- **Exercise**: Read the listing below and copy out every line that holds "value".

━━ Extracted information

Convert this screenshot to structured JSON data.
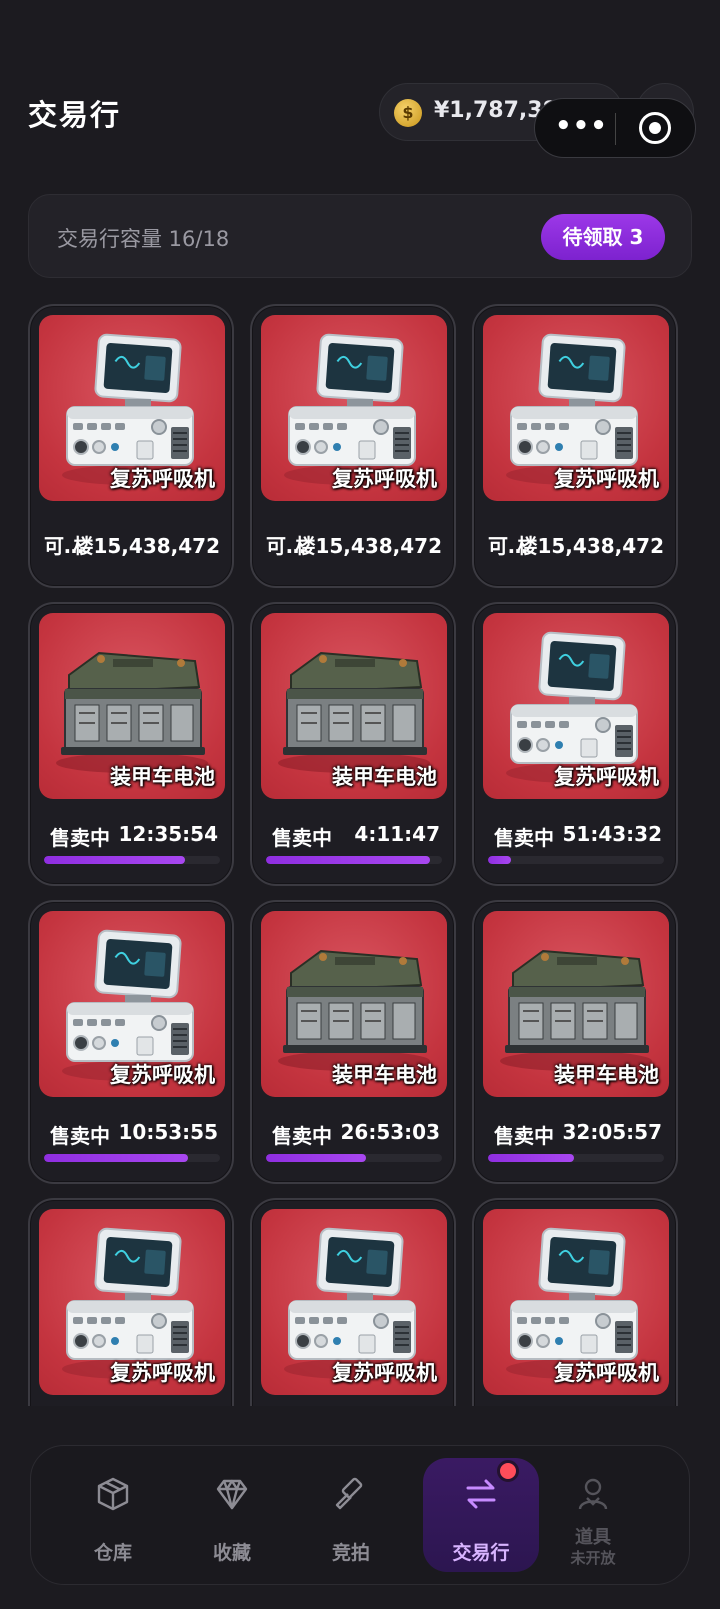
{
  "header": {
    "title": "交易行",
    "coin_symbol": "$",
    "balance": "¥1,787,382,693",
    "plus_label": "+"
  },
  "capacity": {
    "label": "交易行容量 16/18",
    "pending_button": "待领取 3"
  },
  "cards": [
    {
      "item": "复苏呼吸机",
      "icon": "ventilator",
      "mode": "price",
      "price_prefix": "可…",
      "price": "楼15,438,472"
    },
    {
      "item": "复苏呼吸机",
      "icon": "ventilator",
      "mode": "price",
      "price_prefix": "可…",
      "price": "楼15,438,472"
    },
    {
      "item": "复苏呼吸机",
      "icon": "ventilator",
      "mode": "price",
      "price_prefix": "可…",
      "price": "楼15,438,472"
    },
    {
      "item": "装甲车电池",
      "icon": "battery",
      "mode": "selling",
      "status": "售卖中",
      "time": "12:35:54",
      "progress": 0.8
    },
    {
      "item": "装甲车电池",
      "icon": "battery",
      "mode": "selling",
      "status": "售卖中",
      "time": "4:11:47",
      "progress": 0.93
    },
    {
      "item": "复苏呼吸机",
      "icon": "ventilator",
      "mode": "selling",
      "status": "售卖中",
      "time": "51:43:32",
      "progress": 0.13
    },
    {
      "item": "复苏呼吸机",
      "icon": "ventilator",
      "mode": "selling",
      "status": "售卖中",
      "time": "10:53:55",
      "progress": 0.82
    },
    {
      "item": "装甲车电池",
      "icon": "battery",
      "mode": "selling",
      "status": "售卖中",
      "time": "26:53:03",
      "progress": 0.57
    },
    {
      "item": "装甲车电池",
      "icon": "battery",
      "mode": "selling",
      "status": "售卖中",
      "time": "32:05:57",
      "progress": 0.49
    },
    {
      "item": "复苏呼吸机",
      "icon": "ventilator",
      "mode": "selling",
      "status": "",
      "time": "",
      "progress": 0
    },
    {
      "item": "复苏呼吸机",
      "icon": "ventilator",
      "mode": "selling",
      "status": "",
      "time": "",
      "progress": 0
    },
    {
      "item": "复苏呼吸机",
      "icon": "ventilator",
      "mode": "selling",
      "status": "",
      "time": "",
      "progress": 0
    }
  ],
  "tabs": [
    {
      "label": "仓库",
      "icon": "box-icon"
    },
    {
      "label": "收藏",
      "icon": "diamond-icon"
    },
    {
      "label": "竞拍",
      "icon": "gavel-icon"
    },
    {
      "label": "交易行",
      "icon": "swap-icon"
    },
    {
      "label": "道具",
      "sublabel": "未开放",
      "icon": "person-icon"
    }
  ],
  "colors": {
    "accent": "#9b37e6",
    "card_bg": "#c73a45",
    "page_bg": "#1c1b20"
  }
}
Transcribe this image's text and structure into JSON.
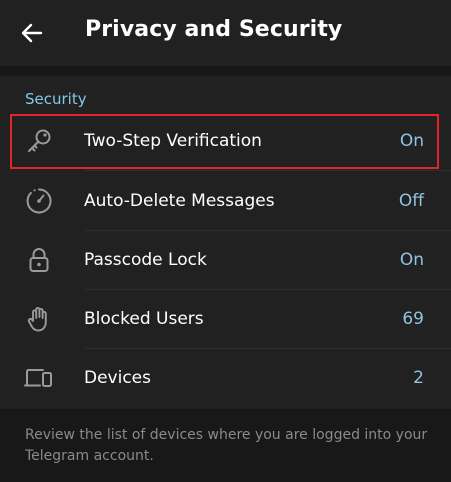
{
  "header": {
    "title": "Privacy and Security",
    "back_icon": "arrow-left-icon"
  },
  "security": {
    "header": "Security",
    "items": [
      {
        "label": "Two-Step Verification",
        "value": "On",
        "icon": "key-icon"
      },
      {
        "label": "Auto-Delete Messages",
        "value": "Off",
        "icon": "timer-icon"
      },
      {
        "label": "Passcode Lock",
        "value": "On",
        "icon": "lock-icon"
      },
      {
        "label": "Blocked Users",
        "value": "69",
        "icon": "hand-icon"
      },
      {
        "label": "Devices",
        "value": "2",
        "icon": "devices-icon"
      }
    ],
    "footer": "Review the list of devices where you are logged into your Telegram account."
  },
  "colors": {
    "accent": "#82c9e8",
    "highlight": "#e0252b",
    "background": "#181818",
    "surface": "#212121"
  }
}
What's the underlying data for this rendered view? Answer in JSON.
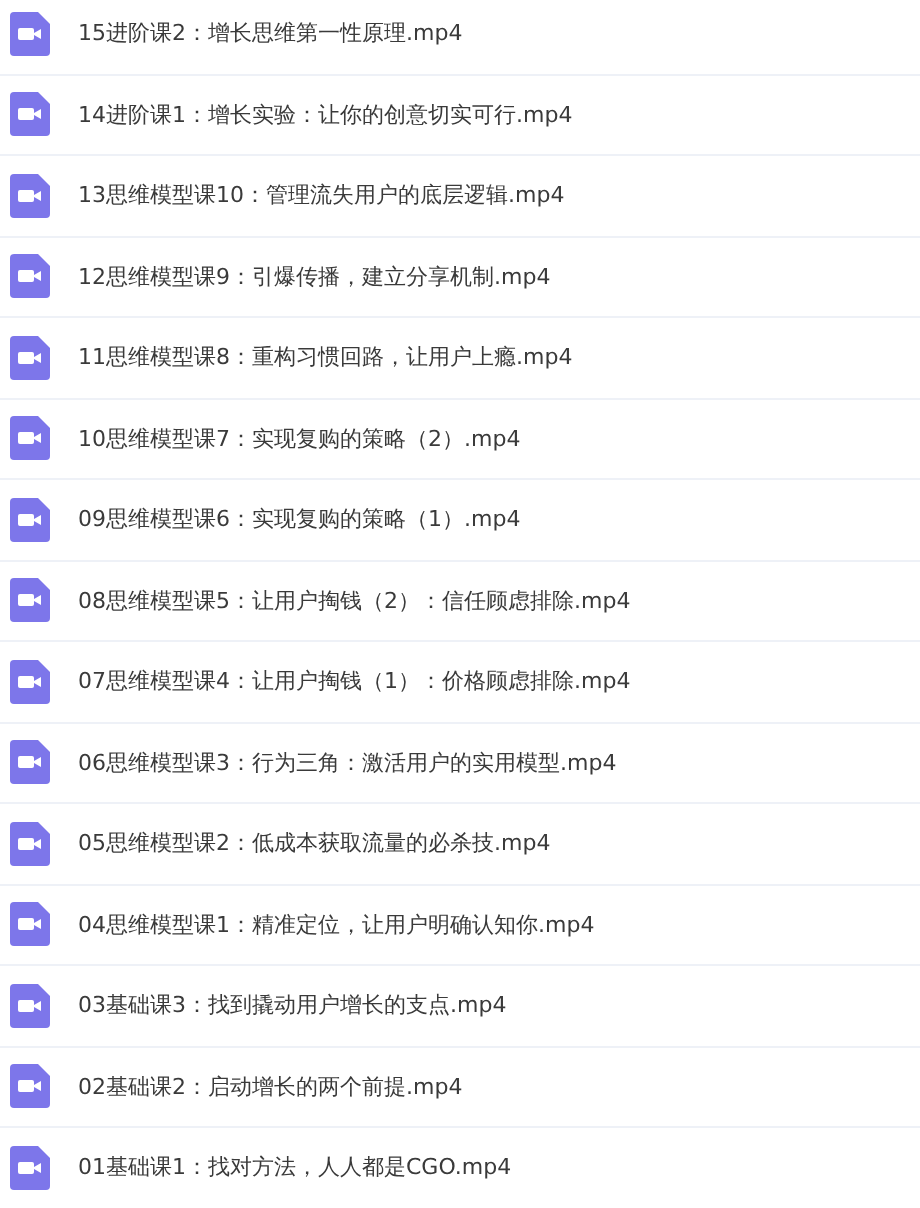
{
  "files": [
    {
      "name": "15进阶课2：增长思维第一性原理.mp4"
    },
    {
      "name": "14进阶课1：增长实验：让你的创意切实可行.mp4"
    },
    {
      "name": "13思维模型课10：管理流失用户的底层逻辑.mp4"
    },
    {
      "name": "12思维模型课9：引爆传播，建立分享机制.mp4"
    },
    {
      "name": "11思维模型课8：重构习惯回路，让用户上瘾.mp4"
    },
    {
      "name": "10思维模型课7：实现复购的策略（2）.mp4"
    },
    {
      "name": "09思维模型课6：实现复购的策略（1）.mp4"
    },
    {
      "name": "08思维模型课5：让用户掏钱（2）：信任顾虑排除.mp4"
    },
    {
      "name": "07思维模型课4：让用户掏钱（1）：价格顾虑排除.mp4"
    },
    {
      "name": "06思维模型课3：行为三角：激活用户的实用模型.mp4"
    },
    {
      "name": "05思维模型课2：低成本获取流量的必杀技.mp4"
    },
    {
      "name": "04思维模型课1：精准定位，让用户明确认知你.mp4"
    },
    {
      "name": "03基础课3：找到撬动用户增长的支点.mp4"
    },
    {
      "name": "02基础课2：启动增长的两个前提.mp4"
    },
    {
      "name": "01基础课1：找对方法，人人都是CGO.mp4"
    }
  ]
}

━━━━
━━ Extracted information

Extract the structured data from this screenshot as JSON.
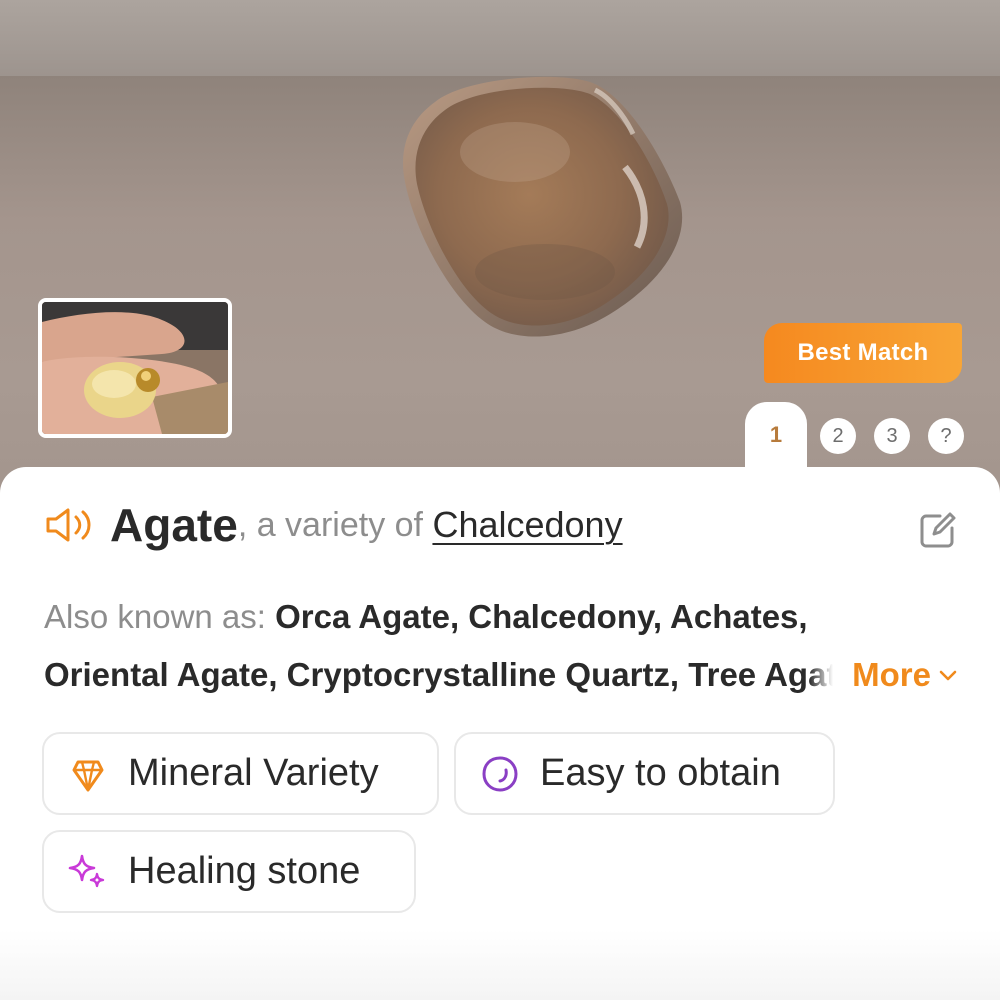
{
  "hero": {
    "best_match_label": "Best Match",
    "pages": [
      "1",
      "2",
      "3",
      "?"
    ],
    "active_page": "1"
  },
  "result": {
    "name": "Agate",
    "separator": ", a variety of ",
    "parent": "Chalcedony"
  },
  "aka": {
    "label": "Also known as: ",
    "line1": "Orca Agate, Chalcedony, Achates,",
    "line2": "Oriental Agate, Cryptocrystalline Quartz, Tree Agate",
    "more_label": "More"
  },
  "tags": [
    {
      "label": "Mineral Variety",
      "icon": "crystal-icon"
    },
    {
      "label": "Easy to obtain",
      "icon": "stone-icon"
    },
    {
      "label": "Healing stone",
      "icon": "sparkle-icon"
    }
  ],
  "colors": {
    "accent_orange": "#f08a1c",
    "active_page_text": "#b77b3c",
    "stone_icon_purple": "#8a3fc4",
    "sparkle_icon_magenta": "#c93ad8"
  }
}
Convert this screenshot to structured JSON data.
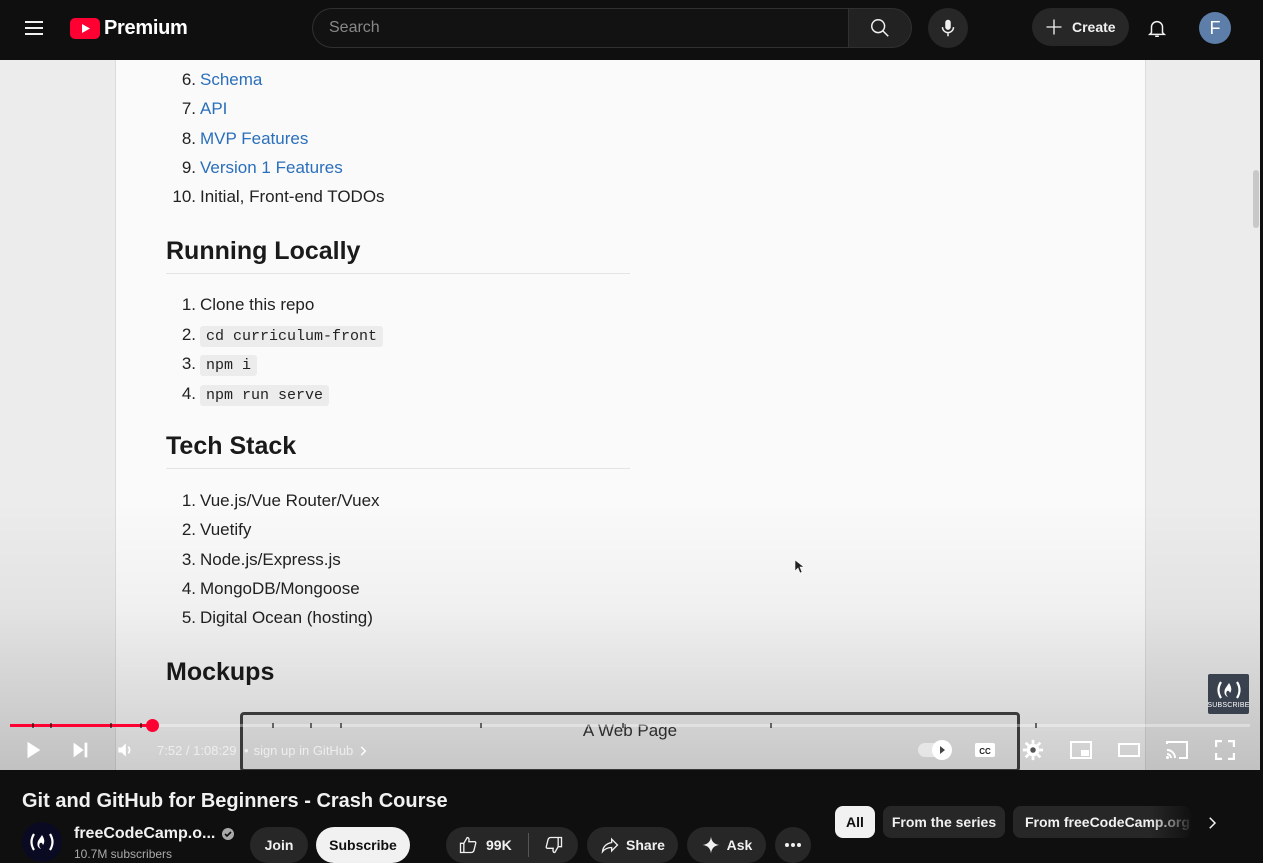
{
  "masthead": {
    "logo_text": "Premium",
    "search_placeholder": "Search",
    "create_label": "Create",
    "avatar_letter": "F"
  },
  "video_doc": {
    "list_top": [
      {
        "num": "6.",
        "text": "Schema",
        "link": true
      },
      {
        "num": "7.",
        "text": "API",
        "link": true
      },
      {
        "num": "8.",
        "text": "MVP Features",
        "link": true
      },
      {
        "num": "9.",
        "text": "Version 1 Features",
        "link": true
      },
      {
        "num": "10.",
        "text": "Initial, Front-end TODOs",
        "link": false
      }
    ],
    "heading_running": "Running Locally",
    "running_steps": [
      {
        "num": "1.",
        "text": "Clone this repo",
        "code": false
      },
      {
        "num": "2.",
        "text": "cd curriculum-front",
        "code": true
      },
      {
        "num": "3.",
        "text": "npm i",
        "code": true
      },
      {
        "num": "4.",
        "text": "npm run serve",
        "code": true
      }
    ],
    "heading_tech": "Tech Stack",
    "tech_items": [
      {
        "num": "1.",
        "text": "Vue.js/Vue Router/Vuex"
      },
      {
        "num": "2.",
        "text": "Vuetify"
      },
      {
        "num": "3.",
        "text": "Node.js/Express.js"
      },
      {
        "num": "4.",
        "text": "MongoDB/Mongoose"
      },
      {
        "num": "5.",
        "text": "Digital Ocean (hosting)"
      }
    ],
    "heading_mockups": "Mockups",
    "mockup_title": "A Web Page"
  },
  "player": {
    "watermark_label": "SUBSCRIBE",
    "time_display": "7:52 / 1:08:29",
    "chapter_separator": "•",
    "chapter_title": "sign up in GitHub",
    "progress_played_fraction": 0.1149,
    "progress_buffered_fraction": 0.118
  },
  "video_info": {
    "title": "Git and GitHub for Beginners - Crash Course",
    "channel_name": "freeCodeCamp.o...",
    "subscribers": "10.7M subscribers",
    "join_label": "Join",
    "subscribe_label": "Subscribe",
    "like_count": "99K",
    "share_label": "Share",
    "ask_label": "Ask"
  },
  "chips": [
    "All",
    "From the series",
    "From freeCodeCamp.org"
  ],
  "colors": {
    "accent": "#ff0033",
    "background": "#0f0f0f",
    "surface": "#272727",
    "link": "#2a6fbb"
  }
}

━━━━

- **Reply to the exercise**:
        "value": "On",
        "value": "Off",
        "value": "On",
        "value": "69",
        "value": "2",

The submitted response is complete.